* _EXERCISE_
Identify each line below containing the string "Brightness" and copy it.

-- start of SOURCE DATA --

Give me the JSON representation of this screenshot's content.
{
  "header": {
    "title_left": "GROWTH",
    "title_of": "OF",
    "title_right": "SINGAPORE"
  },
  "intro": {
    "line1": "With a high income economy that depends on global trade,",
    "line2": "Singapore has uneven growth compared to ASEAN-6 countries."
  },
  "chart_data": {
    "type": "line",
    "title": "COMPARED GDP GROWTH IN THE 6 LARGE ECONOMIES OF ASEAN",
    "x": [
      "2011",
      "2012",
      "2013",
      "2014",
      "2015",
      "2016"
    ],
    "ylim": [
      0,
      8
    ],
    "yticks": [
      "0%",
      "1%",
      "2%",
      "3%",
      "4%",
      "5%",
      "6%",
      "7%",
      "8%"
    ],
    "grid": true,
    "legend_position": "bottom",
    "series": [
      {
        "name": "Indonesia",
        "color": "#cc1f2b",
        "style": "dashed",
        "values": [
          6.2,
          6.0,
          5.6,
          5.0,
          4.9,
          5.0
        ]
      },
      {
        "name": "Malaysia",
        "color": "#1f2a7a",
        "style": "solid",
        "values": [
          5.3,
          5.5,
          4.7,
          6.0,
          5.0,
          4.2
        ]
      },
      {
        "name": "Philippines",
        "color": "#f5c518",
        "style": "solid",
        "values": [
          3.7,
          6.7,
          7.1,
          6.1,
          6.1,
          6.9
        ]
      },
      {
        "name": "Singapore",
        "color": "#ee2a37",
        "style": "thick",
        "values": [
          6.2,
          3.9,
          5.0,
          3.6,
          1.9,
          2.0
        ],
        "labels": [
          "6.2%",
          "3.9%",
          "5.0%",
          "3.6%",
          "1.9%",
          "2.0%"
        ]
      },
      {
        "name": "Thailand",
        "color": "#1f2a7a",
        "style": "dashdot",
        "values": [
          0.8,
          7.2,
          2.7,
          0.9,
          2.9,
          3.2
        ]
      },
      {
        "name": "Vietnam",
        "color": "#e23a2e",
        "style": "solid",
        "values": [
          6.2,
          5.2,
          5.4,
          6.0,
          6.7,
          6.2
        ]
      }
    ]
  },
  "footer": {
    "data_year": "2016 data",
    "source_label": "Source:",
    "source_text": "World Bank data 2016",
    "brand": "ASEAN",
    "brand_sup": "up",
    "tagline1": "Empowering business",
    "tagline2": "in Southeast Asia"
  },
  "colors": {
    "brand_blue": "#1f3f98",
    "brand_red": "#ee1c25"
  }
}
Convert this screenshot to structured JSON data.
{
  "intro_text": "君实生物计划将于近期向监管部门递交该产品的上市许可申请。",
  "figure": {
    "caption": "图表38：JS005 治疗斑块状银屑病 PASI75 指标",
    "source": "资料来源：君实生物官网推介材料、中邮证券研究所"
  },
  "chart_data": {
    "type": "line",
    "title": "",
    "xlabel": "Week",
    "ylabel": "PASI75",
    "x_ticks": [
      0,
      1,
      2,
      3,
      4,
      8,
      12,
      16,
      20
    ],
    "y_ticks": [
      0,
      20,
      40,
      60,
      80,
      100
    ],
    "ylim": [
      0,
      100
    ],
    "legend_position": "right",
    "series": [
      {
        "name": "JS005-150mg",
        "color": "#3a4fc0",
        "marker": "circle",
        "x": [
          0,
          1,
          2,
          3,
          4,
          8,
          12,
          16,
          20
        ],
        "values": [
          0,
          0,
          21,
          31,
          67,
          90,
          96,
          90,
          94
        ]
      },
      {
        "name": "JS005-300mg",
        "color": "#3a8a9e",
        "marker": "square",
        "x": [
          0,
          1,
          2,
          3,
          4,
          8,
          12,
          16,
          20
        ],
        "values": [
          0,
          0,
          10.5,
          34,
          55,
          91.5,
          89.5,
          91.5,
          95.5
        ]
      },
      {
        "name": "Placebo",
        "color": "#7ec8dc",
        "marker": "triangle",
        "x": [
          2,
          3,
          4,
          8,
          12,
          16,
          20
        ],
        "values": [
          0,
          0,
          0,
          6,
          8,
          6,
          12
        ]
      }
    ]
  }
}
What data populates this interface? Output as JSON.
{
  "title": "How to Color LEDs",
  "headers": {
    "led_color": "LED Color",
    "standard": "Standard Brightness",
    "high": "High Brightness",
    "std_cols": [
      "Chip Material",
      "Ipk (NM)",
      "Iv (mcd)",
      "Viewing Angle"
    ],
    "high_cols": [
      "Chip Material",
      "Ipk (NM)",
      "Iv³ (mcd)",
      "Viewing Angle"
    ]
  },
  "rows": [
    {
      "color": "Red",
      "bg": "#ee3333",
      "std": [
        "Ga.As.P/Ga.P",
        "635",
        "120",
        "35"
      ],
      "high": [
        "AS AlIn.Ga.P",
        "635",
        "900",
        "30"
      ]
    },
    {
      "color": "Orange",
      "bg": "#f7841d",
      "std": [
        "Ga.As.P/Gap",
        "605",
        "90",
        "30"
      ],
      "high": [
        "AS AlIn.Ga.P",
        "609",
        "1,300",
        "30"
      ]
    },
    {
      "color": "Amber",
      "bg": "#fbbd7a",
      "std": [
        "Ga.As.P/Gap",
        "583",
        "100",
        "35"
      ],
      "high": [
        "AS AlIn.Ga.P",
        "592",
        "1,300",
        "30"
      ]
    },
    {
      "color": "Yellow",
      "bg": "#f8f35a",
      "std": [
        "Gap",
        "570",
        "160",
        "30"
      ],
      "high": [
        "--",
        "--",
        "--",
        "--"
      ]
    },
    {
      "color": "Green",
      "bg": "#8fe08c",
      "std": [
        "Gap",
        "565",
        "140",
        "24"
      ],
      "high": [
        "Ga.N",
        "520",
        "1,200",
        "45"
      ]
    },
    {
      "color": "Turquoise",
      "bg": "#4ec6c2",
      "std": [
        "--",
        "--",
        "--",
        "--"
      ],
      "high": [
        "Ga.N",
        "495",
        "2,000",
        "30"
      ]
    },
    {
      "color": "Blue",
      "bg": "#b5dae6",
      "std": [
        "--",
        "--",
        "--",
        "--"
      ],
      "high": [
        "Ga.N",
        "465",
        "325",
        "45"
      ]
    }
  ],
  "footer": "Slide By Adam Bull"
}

-- end of SOURCE DATA --

* _FINAL RESULT_
    "standard": "Standard Brightness",
    "high": "High Brightness",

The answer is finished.